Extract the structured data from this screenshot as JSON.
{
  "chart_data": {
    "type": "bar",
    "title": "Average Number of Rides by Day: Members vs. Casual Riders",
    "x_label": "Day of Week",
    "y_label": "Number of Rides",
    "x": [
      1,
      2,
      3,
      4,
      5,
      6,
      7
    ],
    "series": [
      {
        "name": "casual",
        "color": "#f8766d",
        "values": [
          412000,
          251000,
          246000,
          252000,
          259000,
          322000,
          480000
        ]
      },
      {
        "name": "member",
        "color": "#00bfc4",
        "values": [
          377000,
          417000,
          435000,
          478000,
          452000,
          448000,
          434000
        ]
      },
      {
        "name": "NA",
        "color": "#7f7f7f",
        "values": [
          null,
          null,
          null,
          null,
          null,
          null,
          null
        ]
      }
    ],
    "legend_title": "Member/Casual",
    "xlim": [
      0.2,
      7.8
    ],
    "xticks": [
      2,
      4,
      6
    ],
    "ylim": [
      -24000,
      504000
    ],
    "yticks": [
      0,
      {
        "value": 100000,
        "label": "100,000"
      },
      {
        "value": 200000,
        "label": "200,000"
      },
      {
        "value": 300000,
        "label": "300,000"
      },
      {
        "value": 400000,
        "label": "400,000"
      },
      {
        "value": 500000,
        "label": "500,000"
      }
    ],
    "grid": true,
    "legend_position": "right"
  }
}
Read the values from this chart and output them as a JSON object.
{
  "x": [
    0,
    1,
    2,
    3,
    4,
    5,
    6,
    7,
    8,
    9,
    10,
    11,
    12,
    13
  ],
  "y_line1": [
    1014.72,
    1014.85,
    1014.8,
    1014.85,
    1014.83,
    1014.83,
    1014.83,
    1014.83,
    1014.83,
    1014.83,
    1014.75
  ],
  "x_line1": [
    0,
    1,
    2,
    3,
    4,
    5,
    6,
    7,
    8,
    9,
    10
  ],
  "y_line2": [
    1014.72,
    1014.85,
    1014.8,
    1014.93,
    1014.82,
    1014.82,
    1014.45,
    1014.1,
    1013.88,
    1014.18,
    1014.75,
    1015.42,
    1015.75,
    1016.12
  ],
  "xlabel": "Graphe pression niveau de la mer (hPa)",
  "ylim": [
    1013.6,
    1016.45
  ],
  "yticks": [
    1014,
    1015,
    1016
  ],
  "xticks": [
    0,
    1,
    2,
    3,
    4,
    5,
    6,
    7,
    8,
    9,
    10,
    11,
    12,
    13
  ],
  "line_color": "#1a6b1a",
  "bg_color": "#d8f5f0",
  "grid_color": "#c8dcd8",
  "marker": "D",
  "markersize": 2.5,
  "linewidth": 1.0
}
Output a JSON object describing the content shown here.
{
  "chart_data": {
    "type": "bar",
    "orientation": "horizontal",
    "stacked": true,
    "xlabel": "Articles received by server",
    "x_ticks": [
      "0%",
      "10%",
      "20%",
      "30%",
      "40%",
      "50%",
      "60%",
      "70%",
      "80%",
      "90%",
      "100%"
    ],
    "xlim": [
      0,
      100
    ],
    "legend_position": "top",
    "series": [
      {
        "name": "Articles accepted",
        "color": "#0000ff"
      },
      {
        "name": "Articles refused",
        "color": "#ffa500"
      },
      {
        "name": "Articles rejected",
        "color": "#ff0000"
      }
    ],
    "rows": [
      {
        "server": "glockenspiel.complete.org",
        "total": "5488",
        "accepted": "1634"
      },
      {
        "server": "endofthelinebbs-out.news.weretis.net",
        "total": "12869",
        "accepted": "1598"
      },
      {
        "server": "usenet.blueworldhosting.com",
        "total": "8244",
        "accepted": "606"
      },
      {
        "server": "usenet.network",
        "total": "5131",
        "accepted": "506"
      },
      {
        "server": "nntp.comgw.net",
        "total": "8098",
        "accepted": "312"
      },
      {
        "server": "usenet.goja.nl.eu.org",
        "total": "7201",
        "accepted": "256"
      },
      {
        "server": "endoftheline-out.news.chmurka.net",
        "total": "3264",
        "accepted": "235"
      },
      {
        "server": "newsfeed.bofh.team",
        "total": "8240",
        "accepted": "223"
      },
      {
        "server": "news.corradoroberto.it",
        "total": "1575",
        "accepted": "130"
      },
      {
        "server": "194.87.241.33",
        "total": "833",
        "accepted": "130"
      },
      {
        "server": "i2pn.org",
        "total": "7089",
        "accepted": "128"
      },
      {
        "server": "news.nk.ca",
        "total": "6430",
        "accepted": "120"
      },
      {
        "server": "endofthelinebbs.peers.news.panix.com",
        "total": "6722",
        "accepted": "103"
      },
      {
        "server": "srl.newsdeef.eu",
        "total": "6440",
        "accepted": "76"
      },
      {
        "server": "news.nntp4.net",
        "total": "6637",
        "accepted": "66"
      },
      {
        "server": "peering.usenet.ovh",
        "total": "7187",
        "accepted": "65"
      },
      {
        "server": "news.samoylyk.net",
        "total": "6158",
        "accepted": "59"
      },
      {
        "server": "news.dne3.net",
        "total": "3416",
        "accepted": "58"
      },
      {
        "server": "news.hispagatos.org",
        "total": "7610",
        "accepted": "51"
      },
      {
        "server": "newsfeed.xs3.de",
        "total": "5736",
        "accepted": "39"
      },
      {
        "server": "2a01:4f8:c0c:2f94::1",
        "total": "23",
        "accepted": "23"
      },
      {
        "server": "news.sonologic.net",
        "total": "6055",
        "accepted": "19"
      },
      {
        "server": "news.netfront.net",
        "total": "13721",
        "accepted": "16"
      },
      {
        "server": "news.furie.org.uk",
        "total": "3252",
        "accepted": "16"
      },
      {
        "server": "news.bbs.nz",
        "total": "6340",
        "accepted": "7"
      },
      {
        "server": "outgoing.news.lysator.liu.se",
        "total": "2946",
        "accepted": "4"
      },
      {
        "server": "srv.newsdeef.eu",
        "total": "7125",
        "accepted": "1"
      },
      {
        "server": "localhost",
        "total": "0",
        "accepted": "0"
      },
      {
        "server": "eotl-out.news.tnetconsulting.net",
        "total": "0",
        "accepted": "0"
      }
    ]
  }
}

________________________________________

Problem description —
Among these entries, how many lines include the string "name"? Reply with the number by itself.

The result —
6